WHAT THE TASK ASKS = Go through the entries one line at a time, and gather every line that has the word "cena".

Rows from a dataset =
━━━━━━
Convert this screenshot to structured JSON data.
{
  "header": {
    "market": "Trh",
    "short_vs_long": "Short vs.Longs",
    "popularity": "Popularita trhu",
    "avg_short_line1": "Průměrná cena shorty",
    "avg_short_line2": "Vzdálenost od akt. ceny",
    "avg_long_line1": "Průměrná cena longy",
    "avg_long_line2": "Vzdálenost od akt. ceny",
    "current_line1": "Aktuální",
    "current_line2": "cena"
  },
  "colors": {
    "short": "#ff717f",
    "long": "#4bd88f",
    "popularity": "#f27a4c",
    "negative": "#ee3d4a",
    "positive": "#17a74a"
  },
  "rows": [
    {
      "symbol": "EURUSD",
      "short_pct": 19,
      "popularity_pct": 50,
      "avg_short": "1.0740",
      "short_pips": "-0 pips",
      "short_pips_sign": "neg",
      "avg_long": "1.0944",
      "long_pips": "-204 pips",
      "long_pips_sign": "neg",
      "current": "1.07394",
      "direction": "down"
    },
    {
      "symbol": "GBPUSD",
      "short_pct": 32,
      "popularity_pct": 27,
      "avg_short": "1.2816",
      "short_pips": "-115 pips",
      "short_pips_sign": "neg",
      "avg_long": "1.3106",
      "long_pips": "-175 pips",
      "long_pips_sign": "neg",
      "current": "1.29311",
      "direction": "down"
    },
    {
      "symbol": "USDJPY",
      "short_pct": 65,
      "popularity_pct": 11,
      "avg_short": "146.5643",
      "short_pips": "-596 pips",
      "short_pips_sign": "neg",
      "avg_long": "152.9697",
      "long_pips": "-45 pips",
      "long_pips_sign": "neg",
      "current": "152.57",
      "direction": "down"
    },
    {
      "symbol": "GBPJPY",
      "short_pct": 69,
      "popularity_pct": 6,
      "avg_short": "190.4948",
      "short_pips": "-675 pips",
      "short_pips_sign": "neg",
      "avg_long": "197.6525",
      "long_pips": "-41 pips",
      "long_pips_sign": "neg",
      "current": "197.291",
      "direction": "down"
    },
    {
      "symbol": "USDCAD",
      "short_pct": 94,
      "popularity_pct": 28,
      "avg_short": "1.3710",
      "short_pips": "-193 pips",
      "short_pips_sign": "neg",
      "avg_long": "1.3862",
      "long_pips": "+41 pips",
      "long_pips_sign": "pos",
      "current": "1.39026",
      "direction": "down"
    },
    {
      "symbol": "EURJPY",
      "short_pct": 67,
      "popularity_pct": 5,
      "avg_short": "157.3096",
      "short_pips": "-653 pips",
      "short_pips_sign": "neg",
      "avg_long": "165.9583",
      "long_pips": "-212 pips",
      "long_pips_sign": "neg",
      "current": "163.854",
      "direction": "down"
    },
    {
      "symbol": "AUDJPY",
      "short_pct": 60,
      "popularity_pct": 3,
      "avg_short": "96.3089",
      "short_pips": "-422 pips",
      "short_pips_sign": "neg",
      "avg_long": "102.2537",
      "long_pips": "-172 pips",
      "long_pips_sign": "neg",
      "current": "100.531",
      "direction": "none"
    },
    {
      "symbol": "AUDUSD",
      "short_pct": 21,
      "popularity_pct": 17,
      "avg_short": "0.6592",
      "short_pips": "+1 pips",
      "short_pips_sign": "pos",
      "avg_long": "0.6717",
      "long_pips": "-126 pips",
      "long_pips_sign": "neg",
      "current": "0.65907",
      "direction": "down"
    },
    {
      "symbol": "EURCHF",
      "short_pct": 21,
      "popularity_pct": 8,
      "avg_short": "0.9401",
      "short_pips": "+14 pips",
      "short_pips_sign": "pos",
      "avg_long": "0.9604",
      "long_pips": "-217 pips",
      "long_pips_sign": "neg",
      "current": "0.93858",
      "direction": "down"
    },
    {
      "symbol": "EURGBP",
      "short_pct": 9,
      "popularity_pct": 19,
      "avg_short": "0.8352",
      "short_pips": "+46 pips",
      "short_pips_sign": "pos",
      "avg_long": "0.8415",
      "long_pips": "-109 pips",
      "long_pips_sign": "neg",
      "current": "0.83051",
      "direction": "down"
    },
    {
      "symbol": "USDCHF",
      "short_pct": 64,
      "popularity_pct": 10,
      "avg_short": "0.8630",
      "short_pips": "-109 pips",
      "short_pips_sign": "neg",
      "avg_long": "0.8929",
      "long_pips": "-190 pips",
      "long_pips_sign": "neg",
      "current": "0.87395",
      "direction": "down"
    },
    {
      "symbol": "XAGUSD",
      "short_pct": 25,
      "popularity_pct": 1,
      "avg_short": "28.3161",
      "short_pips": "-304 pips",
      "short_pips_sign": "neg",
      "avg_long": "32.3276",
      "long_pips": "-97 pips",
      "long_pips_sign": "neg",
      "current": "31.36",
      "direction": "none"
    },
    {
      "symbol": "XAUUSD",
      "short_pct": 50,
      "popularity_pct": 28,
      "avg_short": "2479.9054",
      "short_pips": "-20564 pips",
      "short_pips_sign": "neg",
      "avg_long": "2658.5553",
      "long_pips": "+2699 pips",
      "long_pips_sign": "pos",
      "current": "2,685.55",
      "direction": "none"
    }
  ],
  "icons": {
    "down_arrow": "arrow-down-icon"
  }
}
━━━━━━
EXERCISE RESULT =
    "avg_short_line1": "Průměrná cena shorty",
    "avg_long_line1": "Průměrná cena longy",
    "current_line2": "cena"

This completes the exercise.